Task requirements: Please reproduce all of the data below word for word, leaving out the pictures.

Entries shown:
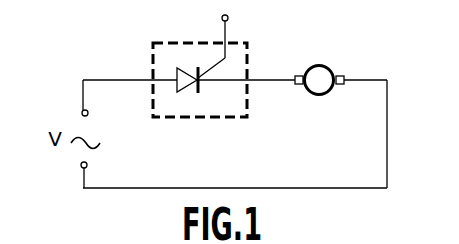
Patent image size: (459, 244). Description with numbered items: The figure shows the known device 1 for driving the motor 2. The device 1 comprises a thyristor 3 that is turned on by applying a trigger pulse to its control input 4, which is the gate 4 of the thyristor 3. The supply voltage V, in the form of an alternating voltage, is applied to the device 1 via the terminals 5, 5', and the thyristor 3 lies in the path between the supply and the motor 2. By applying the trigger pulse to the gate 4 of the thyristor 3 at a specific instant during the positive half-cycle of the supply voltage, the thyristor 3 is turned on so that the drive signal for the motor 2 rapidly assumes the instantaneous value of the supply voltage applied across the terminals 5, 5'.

The device 1 is at (152, 69).
The motor 2 is at (328, 72).
The thyristor 3 is at (185, 68).
The control input 4 is at (229, 18).
The terminal 5 is at (61, 109).
The terminal 5' is at (60, 171).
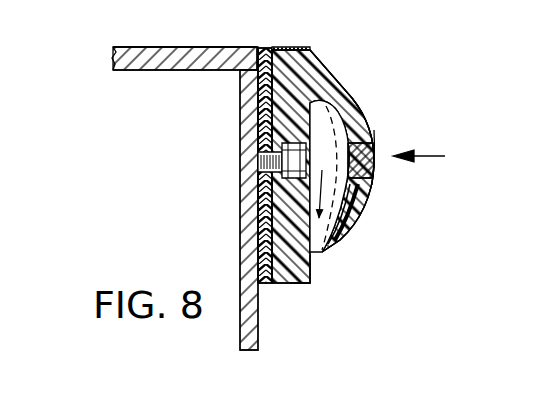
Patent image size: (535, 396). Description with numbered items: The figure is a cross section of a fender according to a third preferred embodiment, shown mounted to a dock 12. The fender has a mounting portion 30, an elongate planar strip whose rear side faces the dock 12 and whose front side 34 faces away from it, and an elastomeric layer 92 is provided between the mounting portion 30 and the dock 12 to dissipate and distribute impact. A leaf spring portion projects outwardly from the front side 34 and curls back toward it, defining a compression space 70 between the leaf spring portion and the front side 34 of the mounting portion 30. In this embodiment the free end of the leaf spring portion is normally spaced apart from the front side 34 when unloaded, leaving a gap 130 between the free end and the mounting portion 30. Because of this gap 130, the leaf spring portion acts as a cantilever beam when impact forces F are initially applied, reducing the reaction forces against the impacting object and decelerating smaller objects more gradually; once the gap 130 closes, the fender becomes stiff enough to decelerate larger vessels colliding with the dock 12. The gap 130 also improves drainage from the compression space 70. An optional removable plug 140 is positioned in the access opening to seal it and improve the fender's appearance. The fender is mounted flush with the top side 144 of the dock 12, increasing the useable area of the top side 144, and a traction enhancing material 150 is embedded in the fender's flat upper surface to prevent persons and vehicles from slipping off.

The top side 144 is at (183, 47).
The dock 12 is at (237, 38).
The elastomeric layer 92 is at (262, 286).
The traction enhancing material 150 is at (298, 47).
The mounting portion 30 is at (286, 283).
The compression space 70 is at (334, 88).
The gap 130 is at (329, 176).
The removable plug 140 is at (373, 145).
The impact force F is at (419, 166).
The front side 34 is at (318, 280).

Final answer:
Patent image size: (459, 244). Description with numbered items: The figure shows the known device 1 for driving the motor 2. The device 1 comprises a thyristor 3 that is turned on by applying a trigger pulse to its control input 4, which is the gate 4 of the thyristor 3. The supply voltage V, in the form of an alternating voltage, is applied to the device 1 via the terminals 5, 5', and the thyristor 3 lies in the path between the supply and the motor 2. By applying the trigger pulse to the gate 4 of the thyristor 3 at a specific instant during the positive half-cycle of the supply voltage, the thyristor 3 is turned on so that the drive signal for the motor 2 rapidly assumes the instantaneous value of the supply voltage applied across the terminals 5, 5'.

The device 1 is at (152, 69).
The motor 2 is at (328, 72).
The thyristor 3 is at (185, 68).
The control input 4 is at (229, 18).
The terminal 5 is at (61, 109).
The terminal 5' is at (60, 171).
Patent image size: (535, 396). Description with numbered items: The figure is a cross section of a fender according to a third preferred embodiment, shown mounted to a dock 12. The fender has a mounting portion 30, an elongate planar strip whose rear side faces the dock 12 and whose front side 34 faces away from it, and an elastomeric layer 92 is provided between the mounting portion 30 and the dock 12 to dissipate and distribute impact. A leaf spring portion projects outwardly from the front side 34 and curls back toward it, defining a compression space 70 between the leaf spring portion and the front side 34 of the mounting portion 30. In this embodiment the free end of the leaf spring portion is normally spaced apart from the front side 34 when unloaded, leaving a gap 130 between the free end and the mounting portion 30. Because of this gap 130, the leaf spring portion acts as a cantilever beam when impact forces F are initially applied, reducing the reaction forces against the impacting object and decelerating smaller objects more gradually; once the gap 130 closes, the fender becomes stiff enough to decelerate larger vessels colliding with the dock 12. The gap 130 also improves drainage from the compression space 70. An optional removable plug 140 is positioned in the access opening to seal it and improve the fender's appearance. The fender is mounted flush with the top side 144 of the dock 12, increasing the useable area of the top side 144, and a traction enhancing material 150 is embedded in the fender's flat upper surface to prevent persons and vehicles from slipping off.

The top side 144 is at (183, 47).
The dock 12 is at (237, 38).
The elastomeric layer 92 is at (262, 286).
The traction enhancing material 150 is at (298, 47).
The mounting portion 30 is at (286, 283).
The compression space 70 is at (334, 88).
The gap 130 is at (329, 176).
The removable plug 140 is at (373, 145).
The impact force F is at (419, 166).
The front side 34 is at (318, 280).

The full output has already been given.